Dr. Phil and other tele-psychologists promote fundamental misunderstandings about addiction. Playing out in a type of public psychodrama, the inflicted guest is usually told how the problem is easily solved “if you only . . .” as the ‘all-knowing sage’ offers insight (and often resolution) within a single 60-minute episode. This kind of 'pop psychology' is replete with misinformation about addiction—what it is, its nature, and its treatment. Increased sensitivity to the problem of addiction notwithstanding, the misinformation promoted on such popular television programs as Dr. Phil and Oprah does a considerable disservice to addiction science as well as to the addicts themselves. Much of the misinformation may be promoted out of ignorance but some is motivated by commercial interests. The sad fact is that the pain and misery of addiction ‘sells’ and the turmoil of those affected both directly and indirectly is commonly exploited by the popular media: rating points go up as the tissues come out.
Addiction technology transfer attempts to narrow the gap between what is known from the science of addiction and what is commonly practiced in the clinic, promoted on talks shows, and believed by laymen in general. A primary mission of the ASNet is to help narrow this gap through its addiction technology transfer initiative. Indeed, this ‘thread’ is part of that effort. Other efforts include the Addiction Science Network website, university courses, and public lectures. And although this work may seem to have a small impact against the rising tide of tele-psychologists exploiting addiction for rating points, “it’s better to light a single candle than to curse the darkness.” So here’s a flicker of a flame which hopefully contributes to the work of others slowly narrowing the gap between knowledge and ignorance.
Some of the common fallacies promoted by 'talk show' psychologists and other popular media include the following.
Addiction describes any obsession with something that is stronger than the desire most people experience. This type of fixation can occur to almost anything because it is an attribute of the individual and not related to the actual object being desired.

# [Work order 1]
Answer these questions from the text on addiction misinformation:
(a) Which two television programs does it name as promoting misinformation about addiction?
(b) What does it call a primary mission of the ASNet?
(c) In the last paragraph, which lists a fallacy, what is the fixation said to be an attribute of?
# [Work order 2]
Transcribe the text on addiction misinformation word for word, beginning at the words "Addiction describes any" and stopping after "object being desired.".

# [Bounding box prediction data]
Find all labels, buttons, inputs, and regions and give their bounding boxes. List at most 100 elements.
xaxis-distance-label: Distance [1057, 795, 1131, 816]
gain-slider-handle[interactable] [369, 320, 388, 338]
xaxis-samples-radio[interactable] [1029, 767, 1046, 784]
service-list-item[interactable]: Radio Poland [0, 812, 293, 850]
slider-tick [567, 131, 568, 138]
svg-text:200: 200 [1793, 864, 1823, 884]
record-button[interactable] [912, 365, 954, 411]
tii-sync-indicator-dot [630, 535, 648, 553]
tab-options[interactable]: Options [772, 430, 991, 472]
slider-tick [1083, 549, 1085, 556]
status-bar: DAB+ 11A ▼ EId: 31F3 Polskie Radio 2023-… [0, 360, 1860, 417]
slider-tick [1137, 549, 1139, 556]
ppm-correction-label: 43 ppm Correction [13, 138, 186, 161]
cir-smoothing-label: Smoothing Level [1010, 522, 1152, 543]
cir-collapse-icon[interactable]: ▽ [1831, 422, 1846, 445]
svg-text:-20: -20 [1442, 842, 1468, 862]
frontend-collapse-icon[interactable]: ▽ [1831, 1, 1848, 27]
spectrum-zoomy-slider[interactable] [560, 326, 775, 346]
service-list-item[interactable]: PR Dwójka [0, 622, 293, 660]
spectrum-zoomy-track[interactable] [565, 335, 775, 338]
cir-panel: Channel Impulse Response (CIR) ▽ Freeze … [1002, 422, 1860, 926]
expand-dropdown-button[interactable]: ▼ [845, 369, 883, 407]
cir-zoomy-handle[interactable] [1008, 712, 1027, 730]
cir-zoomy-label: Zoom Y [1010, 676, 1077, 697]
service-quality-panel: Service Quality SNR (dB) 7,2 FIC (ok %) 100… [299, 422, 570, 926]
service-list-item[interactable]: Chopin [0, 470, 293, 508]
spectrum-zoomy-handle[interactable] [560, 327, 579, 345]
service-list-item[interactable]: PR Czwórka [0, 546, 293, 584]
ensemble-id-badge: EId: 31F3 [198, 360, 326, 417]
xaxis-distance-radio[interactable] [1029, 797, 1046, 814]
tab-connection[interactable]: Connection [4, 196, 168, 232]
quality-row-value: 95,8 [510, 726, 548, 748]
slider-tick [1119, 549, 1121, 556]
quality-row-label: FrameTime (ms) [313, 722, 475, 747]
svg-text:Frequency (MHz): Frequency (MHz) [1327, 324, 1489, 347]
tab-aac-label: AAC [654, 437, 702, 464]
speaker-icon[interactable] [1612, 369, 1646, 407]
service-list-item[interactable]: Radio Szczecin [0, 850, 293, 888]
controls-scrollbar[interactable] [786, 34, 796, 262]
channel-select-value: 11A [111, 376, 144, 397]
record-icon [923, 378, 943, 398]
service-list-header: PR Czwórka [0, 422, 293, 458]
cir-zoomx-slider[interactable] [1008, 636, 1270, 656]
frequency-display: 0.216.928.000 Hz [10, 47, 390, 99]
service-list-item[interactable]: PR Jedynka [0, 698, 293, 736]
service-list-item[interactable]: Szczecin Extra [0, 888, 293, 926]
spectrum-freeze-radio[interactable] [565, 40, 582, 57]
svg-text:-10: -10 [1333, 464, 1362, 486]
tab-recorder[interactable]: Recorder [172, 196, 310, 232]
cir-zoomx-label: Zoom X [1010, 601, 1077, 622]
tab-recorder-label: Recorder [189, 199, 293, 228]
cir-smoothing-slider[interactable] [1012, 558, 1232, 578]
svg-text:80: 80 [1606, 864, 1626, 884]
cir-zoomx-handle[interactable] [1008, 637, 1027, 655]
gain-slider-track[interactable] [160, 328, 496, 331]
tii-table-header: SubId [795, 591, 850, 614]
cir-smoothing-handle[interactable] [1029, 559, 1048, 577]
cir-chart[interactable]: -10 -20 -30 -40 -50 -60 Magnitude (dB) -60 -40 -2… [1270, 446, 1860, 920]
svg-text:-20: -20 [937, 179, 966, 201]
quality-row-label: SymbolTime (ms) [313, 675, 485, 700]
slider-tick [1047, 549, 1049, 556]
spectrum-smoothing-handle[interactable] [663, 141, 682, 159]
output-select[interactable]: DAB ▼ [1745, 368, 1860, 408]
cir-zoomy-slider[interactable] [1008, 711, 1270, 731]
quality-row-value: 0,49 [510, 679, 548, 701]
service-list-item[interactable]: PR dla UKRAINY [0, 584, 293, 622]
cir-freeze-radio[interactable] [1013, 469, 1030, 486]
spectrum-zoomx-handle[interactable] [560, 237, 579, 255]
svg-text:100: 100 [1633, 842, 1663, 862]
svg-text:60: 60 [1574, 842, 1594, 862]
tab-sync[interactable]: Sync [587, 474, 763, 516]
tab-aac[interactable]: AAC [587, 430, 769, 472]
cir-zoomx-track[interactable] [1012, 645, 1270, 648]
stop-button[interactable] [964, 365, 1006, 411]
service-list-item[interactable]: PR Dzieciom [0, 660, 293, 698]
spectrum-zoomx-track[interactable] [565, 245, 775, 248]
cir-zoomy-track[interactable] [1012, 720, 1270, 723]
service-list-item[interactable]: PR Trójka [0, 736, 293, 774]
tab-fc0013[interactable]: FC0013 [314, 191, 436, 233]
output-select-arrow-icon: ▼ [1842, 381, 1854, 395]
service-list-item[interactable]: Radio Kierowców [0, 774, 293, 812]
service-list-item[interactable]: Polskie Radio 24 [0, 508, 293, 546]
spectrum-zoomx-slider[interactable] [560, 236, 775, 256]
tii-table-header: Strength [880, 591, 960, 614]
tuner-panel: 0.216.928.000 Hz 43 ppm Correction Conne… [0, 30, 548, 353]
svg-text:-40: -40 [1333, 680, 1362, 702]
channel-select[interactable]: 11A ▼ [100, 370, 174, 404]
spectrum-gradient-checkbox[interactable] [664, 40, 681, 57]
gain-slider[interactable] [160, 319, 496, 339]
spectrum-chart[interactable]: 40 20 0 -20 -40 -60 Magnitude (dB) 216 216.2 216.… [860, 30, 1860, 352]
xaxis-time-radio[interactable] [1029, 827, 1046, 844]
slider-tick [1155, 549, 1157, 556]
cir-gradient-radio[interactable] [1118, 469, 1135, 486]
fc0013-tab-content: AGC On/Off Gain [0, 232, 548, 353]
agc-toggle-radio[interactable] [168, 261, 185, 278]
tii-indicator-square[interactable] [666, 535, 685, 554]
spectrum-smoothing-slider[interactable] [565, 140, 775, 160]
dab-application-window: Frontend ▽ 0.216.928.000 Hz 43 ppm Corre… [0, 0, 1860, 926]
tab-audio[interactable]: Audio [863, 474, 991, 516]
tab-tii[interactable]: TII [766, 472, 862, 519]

# [Expected output 1]
(a) Dr. Phil and Oprah.
(b) To help narrow the gap between addiction science and common practice and belief through its addiction technology transfer initiative.
(c) The individual, not the actual object being desired.

# [Expected output 2]
Addiction describes any obsession with something that is stronger than the desire most people experience. This type of fixation can occur to almost anything because it is an attribute of the individual and not related to the actual object being desired.